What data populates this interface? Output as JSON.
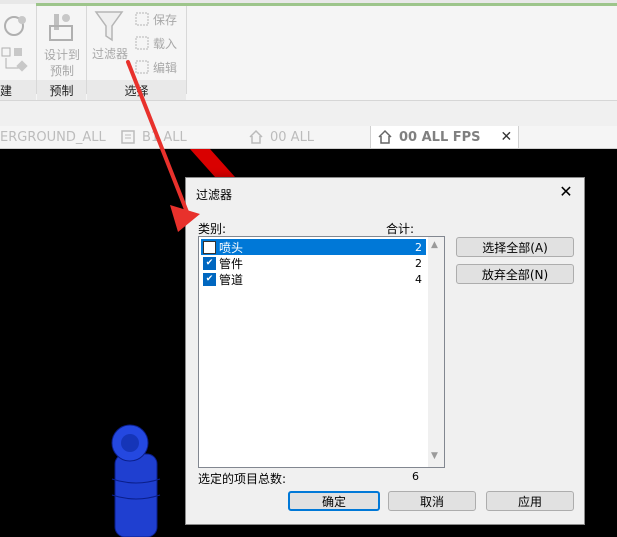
{
  "ribbon": {
    "panels": [
      {
        "label": "建"
      },
      {
        "label": "预制"
      },
      {
        "label": "选择"
      }
    ],
    "design_to_prefab_label": "设计到\n预制",
    "filter_label": "过滤器",
    "save_label": "保存",
    "load_label": "载入",
    "edit_label": "编辑"
  },
  "tabs": [
    {
      "label": "ERGROUND_ALL"
    },
    {
      "label": "B1 ALL"
    },
    {
      "label": "00 ALL"
    },
    {
      "label": "00 ALL FPS",
      "active": true
    }
  ],
  "dialog": {
    "title": "过滤器",
    "category_header": "类别:",
    "total_header": "合计:",
    "rows": [
      {
        "label": "喷头",
        "count": "2",
        "checked": false,
        "selected": true
      },
      {
        "label": "管件",
        "count": "2",
        "checked": true,
        "selected": false
      },
      {
        "label": "管道",
        "count": "4",
        "checked": true,
        "selected": false
      }
    ],
    "select_all": "选择全部(A)",
    "discard_all": "放弃全部(N)",
    "total_label": "选定的项目总数:",
    "total_value": "6",
    "ok": "确定",
    "cancel": "取消",
    "apply": "应用"
  },
  "colors": {
    "accent": "#0078d7",
    "pipe_red": "#d90000",
    "pipe_blue": "#1f3fd0",
    "annotation_arrow": "#e8312c"
  }
}
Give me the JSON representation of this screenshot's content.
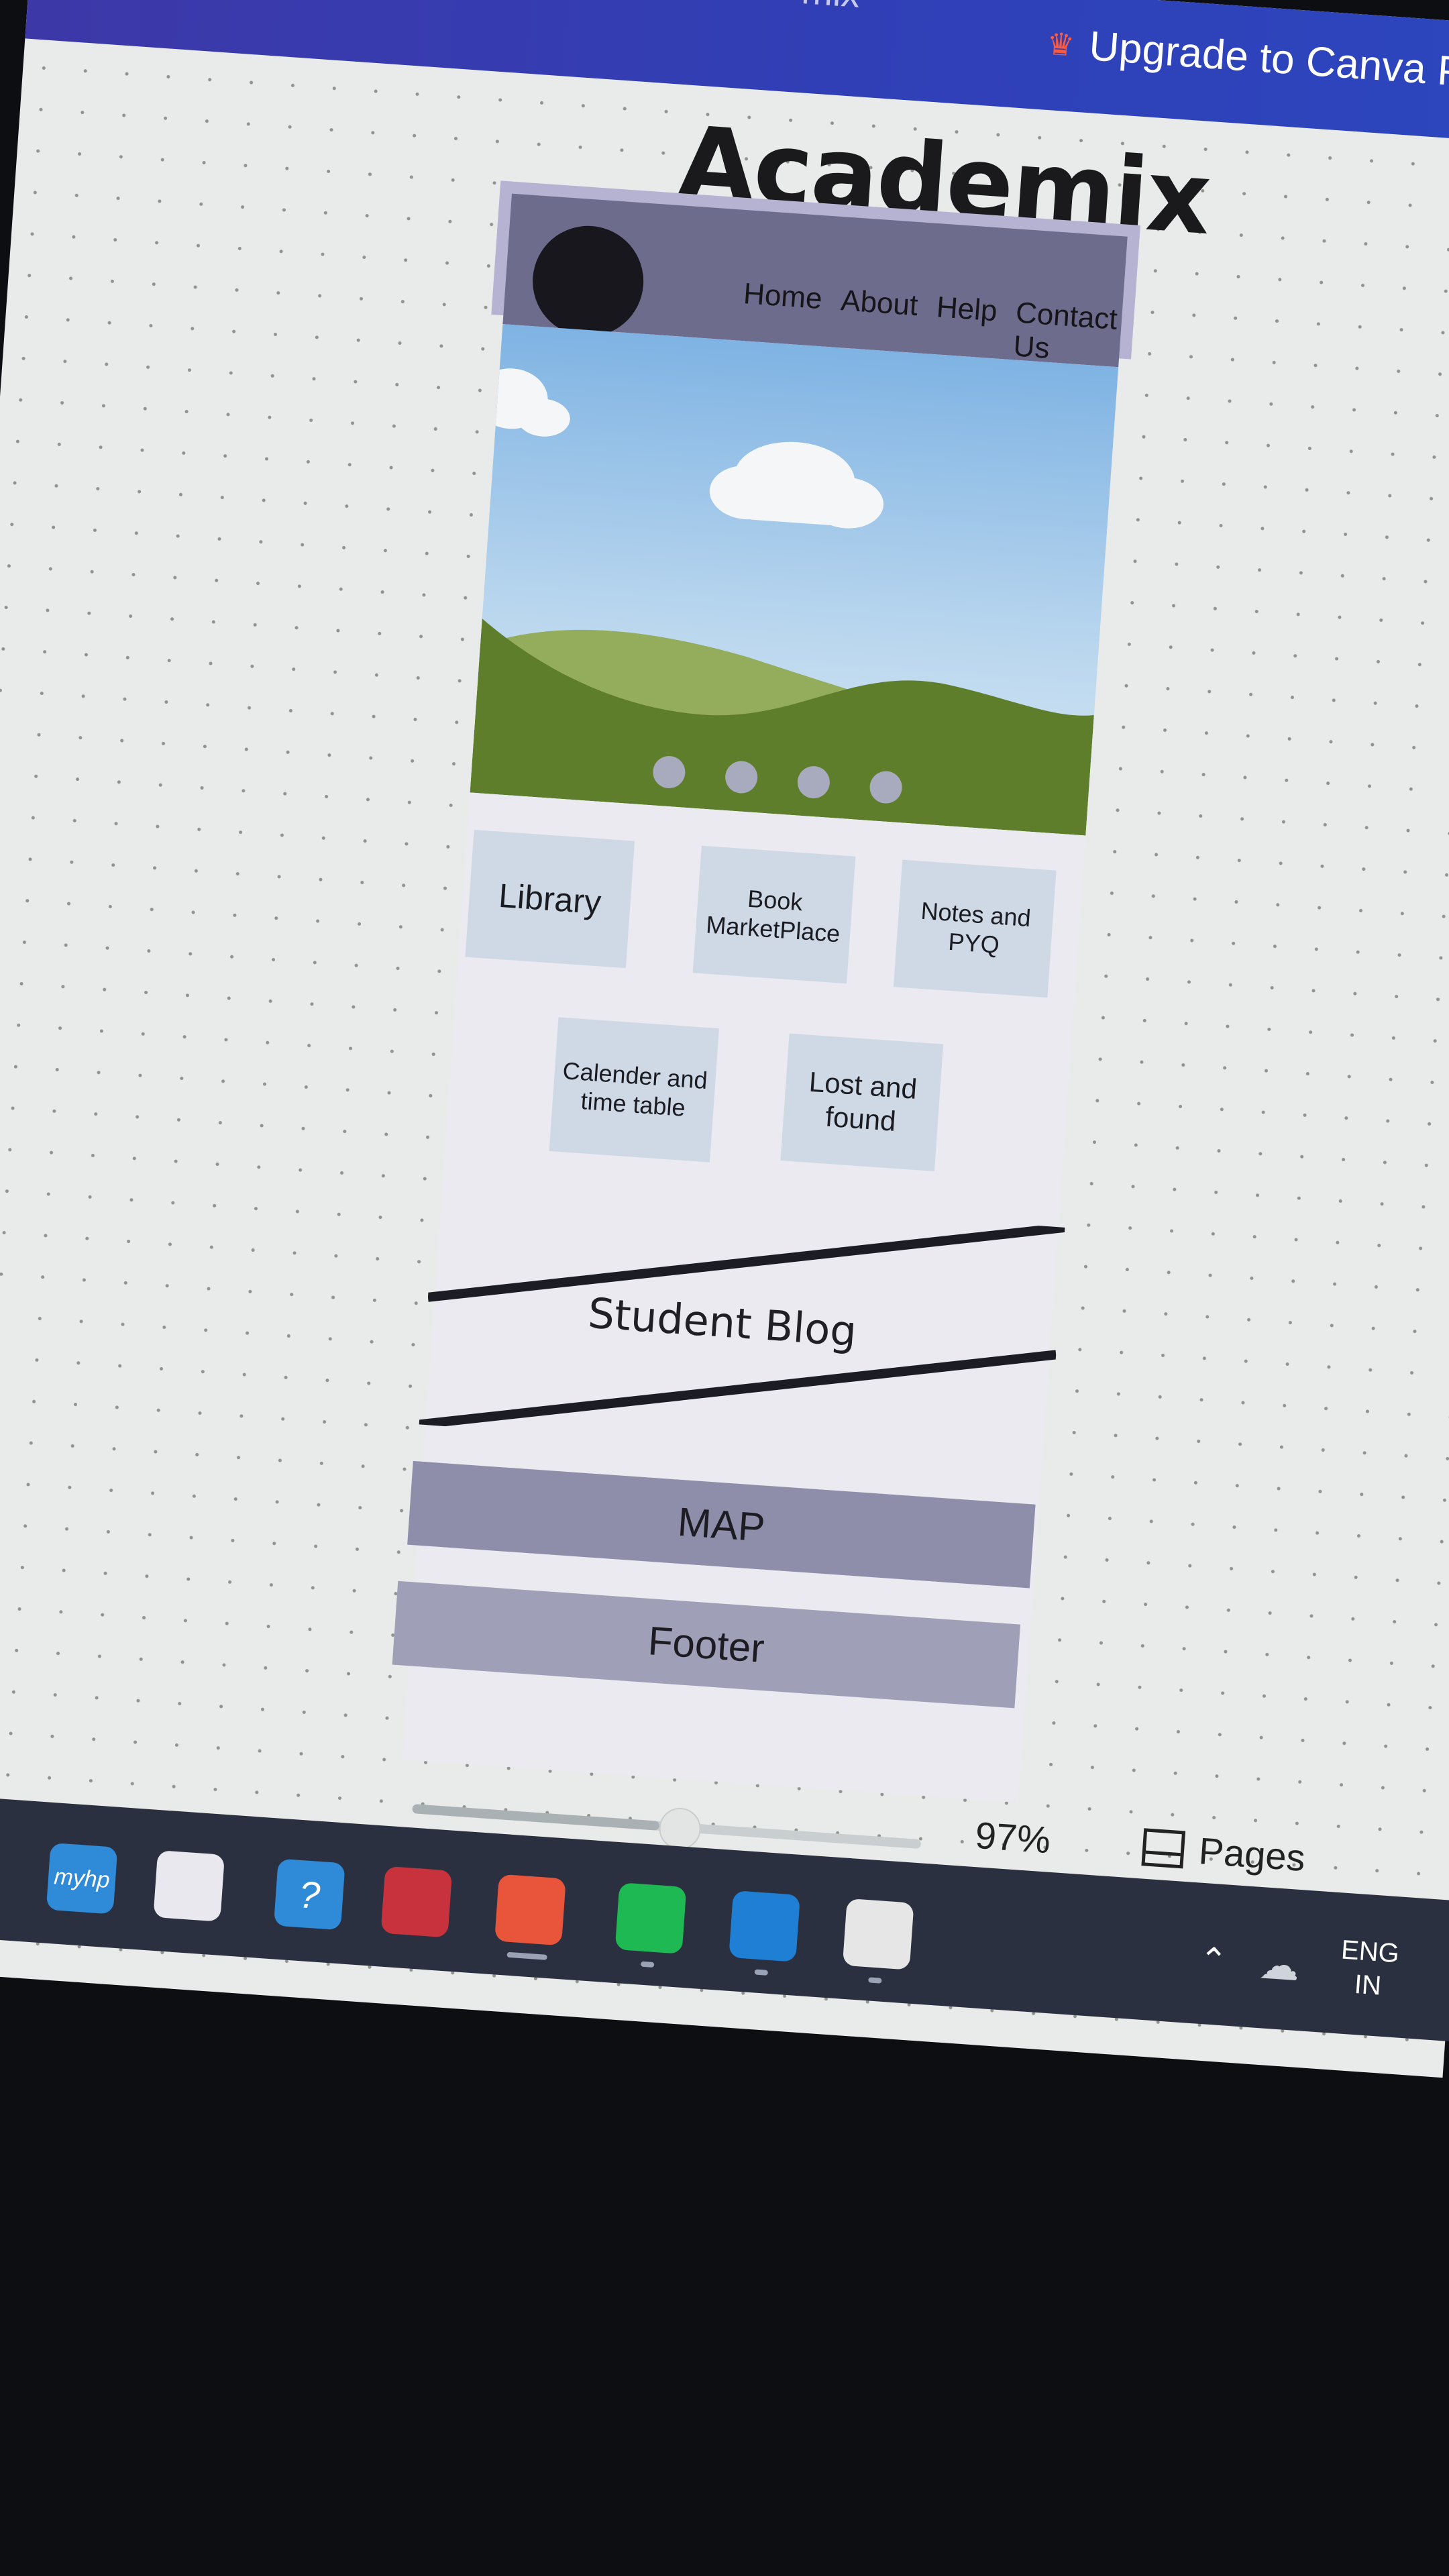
{
  "canva": {
    "window_title_fragment": "mix",
    "upgrade_label": "Upgrade to Canva Pro",
    "design_title": "Academix"
  },
  "wireframe": {
    "nav": [
      "Home",
      "About",
      "Help",
      "Contact Us"
    ],
    "hero_dots": 4,
    "tiles": {
      "library": "Library",
      "book": "Book MarketPlace",
      "notes": "Notes and PYQ",
      "calender": "Calender and time table",
      "lost": "Lost and found"
    },
    "blog": "Student Blog",
    "map": "MAP",
    "footer": "Footer"
  },
  "status": {
    "zoom": "97%",
    "zoom_fraction": 0.97,
    "pages_label": "Pages"
  },
  "taskbar": {
    "apps": [
      {
        "name": "myhp",
        "label": "myhp",
        "color": "#2f8ad8"
      },
      {
        "name": "microsoft-store-icon",
        "label": "",
        "color": "#e8e8ee"
      },
      {
        "name": "help-icon",
        "label": "?",
        "color": "#2f8ad8"
      },
      {
        "name": "mcafee-icon",
        "label": "",
        "color": "#c8323c"
      },
      {
        "name": "brave-icon",
        "label": "",
        "color": "#e8553a"
      },
      {
        "name": "spotify-icon",
        "label": "",
        "color": "#1fb954"
      },
      {
        "name": "vscode-icon",
        "label": "",
        "color": "#1f7fd4"
      },
      {
        "name": "inkscape-icon",
        "label": "",
        "color": "#e6e6e6"
      }
    ],
    "lang_line1": "ENG",
    "lang_line2": "IN"
  }
}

§ Problem description: Ignore the images and quote every line of the listing exactly.

§ Solution to the exercise:
What data populates this interface? Output as JSON.
{
  "ribbon": {
    "panels": [
      {
        "label": "建"
      },
      {
        "label": "预制"
      },
      {
        "label": "选择"
      }
    ],
    "design_to_prefab_label": "设计到\n预制",
    "filter_label": "过滤器",
    "save_label": "保存",
    "load_label": "载入",
    "edit_label": "编辑"
  },
  "tabs": [
    {
      "label": "ERGROUND_ALL"
    },
    {
      "label": "B1 ALL"
    },
    {
      "label": "00 ALL"
    },
    {
      "label": "00 ALL FPS",
      "active": true
    }
  ],
  "dialog": {
    "title": "过滤器",
    "category_header": "类别:",
    "total_header": "合计:",
    "rows": [
      {
        "label": "喷头",
        "count": "2",
        "checked": false,
        "selected": true
      },
      {
        "label": "管件",
        "count": "2",
        "checked": true,
        "selected": false
      },
      {
        "label": "管道",
        "count": "4",
        "checked": true,
        "selected": false
      }
    ],
    "select_all": "选择全部(A)",
    "discard_all": "放弃全部(N)",
    "total_label": "选定的项目总数:",
    "total_value": "6",
    "ok": "确定",
    "cancel": "取消",
    "apply": "应用"
  },
  "colors": {
    "accent": "#0078d7",
    "pipe_red": "#d90000",
    "pipe_blue": "#1f3fd0",
    "annotation_arrow": "#e8312c"
  }
}
Give me the JSON representation of this screenshot's content.
{
  "canva": {
    "window_title_fragment": "mix",
    "upgrade_label": "Upgrade to Canva Pro",
    "design_title": "Academix"
  },
  "wireframe": {
    "nav": [
      "Home",
      "About",
      "Help",
      "Contact Us"
    ],
    "hero_dots": 4,
    "tiles": {
      "library": "Library",
      "book": "Book MarketPlace",
      "notes": "Notes and PYQ",
      "calender": "Calender and time table",
      "lost": "Lost and found"
    },
    "blog": "Student Blog",
    "map": "MAP",
    "footer": "Footer"
  },
  "status": {
    "zoom": "97%",
    "zoom_fraction": 0.97,
    "pages_label": "Pages"
  },
  "taskbar": {
    "apps": [
      {
        "name": "myhp",
        "label": "myhp",
        "color": "#2f8ad8"
      },
      {
        "name": "microsoft-store-icon",
        "label": "",
        "color": "#e8e8ee"
      },
      {
        "name": "help-icon",
        "label": "?",
        "color": "#2f8ad8"
      },
      {
        "name": "mcafee-icon",
        "label": "",
        "color": "#c8323c"
      },
      {
        "name": "brave-icon",
        "label": "",
        "color": "#e8553a"
      },
      {
        "name": "spotify-icon",
        "label": "",
        "color": "#1fb954"
      },
      {
        "name": "vscode-icon",
        "label": "",
        "color": "#1f7fd4"
      },
      {
        "name": "inkscape-icon",
        "label": "",
        "color": "#e6e6e6"
      }
    ],
    "lang_line1": "ENG",
    "lang_line2": "IN"
  }
}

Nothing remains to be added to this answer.